> _PROBLEM TO WORK ON_: Drop the images; return everything else in the listing below exactly.

> _GIVEN DATA_:
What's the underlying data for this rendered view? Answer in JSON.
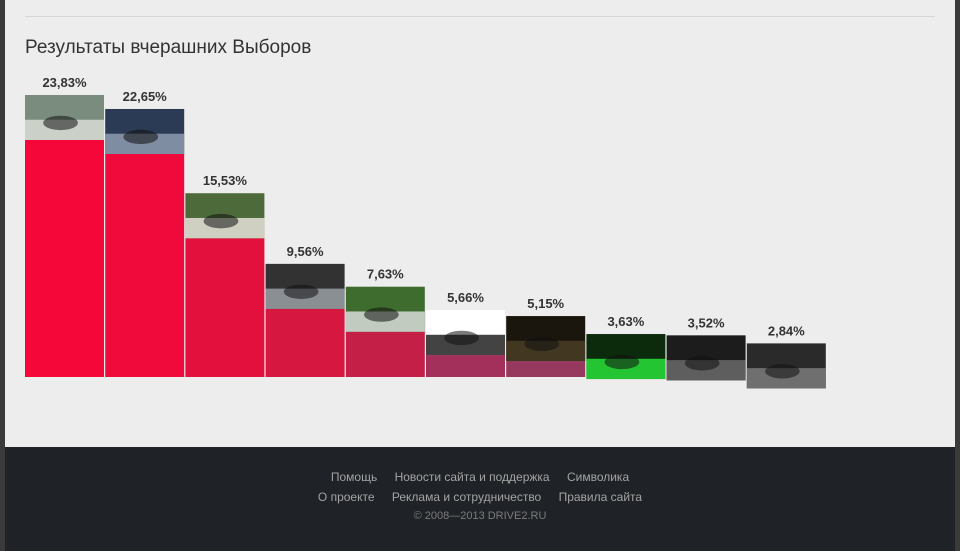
{
  "title": "Результаты вчерашних Выборов",
  "chart_data": {
    "type": "bar",
    "title": "Результаты вчерашних Выборов",
    "categories": [
      "",
      "",
      "",
      "",
      "",
      "",
      "",
      "",
      "",
      ""
    ],
    "values": [
      23.83,
      22.65,
      15.53,
      9.56,
      7.63,
      5.66,
      5.15,
      3.63,
      3.52,
      2.84
    ],
    "labels": [
      "23,83%",
      "22,65%",
      "15,53%",
      "9,56%",
      "7,63%",
      "5,66%",
      "5,15%",
      "3,63%",
      "3,52%",
      "2,84%"
    ],
    "bar_colors": [
      "#f6073a",
      "#f00a3b",
      "#e3103d",
      "#d6173f",
      "#c31f47",
      "#a3305a",
      "#97385e",
      "#84476c",
      "#705470",
      "#5c6380"
    ],
    "photo_icons": [
      "car-in-water-photo",
      "blue-car-on-road-photo",
      "black-car-in-parking-photo",
      "girl-with-car-photo",
      "white-sedan-photo",
      "black-minivan-photo",
      "car-at-night-photo",
      "green-lit-room-photo",
      "car-front-photo",
      "car-headlight-photo"
    ],
    "ylim": [
      0,
      23.83
    ],
    "grid": false,
    "legend": "none"
  },
  "footer": {
    "row1": [
      "Помощь",
      "Новости сайта и поддержка",
      "Символика"
    ],
    "row2": [
      "О проекте",
      "Реклама и сотрудничество",
      "Правила сайта"
    ],
    "copyright": "© 2008—2013 DRIVE2.RU"
  }
}
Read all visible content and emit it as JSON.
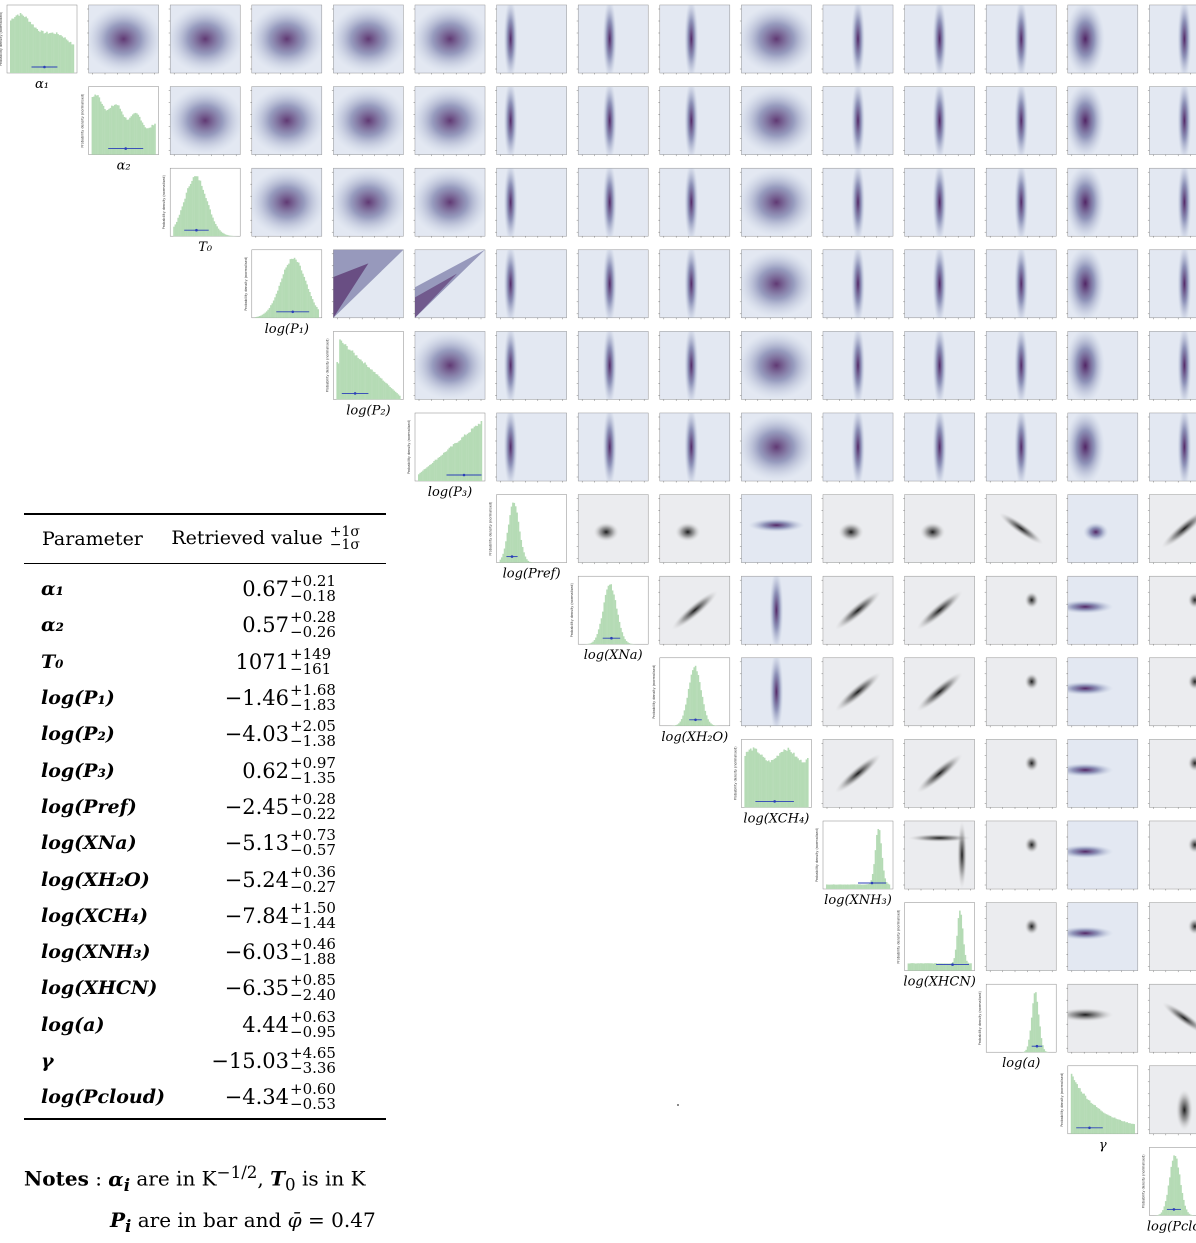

> _RESULT_:
What's the underlying data for this rendered view? Answer in JSON.
{
  "title": "Результаты вчерашних Выборов",
  "chart_data": {
    "type": "bar",
    "title": "Результаты вчерашних Выборов",
    "categories": [
      "",
      "",
      "",
      "",
      "",
      "",
      "",
      "",
      "",
      ""
    ],
    "values": [
      23.83,
      22.65,
      15.53,
      9.56,
      7.63,
      5.66,
      5.15,
      3.63,
      3.52,
      2.84
    ],
    "labels": [
      "23,83%",
      "22,65%",
      "15,53%",
      "9,56%",
      "7,63%",
      "5,66%",
      "5,15%",
      "3,63%",
      "3,52%",
      "2,84%"
    ],
    "bar_colors": [
      "#f6073a",
      "#f00a3b",
      "#e3103d",
      "#d6173f",
      "#c31f47",
      "#a3305a",
      "#97385e",
      "#84476c",
      "#705470",
      "#5c6380"
    ],
    "photo_icons": [
      "car-in-water-photo",
      "blue-car-on-road-photo",
      "black-car-in-parking-photo",
      "girl-with-car-photo",
      "white-sedan-photo",
      "black-minivan-photo",
      "car-at-night-photo",
      "green-lit-room-photo",
      "car-front-photo",
      "car-headlight-photo"
    ],
    "ylim": [
      0,
      23.83
    ],
    "grid": false,
    "legend": "none"
  },
  "footer": {
    "row1": [
      "Помощь",
      "Новости сайта и поддержка",
      "Символика"
    ],
    "row2": [
      "О проекте",
      "Реклама и сотрудничество",
      "Правила сайта"
    ],
    "copyright": "© 2008—2013 DRIVE2.RU"
  }
}
Read all visible content and emit it as JSON.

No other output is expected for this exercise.